(Saved entries)
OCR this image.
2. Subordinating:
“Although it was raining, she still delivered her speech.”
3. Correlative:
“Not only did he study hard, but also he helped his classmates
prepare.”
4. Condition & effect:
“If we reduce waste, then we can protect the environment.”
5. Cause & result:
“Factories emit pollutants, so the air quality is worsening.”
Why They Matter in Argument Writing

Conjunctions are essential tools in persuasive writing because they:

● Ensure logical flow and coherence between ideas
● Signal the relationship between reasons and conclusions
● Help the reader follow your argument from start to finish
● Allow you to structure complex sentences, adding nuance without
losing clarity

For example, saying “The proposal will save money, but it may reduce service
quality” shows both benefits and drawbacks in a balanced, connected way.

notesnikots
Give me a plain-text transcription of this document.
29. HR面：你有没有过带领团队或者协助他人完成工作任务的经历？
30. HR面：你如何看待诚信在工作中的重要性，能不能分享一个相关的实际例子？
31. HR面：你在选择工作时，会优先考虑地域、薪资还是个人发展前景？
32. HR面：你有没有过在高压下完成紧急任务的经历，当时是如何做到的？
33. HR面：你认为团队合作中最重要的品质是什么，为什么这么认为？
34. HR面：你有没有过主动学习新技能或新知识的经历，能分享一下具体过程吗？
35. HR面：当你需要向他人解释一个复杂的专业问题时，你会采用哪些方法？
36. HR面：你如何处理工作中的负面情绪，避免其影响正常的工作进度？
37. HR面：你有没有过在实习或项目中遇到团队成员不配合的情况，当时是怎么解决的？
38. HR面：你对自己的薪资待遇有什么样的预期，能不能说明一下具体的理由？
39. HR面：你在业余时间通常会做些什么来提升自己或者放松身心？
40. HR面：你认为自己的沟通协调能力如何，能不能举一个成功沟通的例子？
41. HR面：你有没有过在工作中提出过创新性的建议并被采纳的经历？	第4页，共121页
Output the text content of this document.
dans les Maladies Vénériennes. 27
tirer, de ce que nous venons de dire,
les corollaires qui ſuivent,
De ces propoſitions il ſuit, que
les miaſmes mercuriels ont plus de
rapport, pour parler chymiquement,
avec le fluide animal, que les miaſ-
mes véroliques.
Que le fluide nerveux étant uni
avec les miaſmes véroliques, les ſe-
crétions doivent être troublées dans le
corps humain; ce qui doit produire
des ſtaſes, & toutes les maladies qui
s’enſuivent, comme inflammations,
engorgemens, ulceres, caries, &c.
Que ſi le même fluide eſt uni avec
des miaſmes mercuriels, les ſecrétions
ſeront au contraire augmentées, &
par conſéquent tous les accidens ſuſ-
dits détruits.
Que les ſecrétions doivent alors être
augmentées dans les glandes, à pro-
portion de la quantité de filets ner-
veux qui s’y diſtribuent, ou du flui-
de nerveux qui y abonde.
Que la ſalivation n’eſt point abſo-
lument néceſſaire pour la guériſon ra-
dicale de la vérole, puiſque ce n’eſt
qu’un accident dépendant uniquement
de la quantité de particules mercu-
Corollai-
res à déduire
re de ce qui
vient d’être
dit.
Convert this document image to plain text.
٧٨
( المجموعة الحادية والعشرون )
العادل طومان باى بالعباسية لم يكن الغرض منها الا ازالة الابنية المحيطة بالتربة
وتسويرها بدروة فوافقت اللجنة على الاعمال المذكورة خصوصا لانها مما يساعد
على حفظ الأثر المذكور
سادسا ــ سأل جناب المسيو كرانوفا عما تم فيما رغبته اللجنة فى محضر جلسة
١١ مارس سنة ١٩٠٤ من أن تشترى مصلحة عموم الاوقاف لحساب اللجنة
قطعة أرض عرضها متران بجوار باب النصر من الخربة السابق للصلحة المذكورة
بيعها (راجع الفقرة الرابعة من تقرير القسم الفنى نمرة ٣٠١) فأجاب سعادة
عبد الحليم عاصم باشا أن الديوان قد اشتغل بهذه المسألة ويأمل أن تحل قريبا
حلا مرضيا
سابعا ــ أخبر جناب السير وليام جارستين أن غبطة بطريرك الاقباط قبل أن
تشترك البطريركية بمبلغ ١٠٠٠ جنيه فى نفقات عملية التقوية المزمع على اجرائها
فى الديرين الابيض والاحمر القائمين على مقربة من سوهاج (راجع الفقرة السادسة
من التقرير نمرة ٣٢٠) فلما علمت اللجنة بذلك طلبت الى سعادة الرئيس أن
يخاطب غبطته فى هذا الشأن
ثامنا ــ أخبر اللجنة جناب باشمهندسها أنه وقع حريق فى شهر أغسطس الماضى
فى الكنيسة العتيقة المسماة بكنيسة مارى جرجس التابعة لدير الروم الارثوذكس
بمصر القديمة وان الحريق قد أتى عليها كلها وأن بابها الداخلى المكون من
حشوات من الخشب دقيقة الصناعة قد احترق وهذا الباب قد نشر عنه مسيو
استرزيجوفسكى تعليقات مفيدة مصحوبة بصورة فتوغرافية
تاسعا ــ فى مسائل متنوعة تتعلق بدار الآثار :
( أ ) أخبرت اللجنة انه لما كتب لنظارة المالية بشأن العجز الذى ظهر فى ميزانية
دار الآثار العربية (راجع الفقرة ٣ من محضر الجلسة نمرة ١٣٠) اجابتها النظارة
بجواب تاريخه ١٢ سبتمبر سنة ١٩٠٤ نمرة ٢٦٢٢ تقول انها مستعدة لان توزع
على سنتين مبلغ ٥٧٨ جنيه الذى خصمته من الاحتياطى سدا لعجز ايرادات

■ TASK TO COMPLETE: Which lines hold the word "ſecrétions"? Return all of them from the records above.

■ CORRECT OUTPUT:
des miaſmes mercuriels, les ſecrétions
Que les ſecrétions doivent alors être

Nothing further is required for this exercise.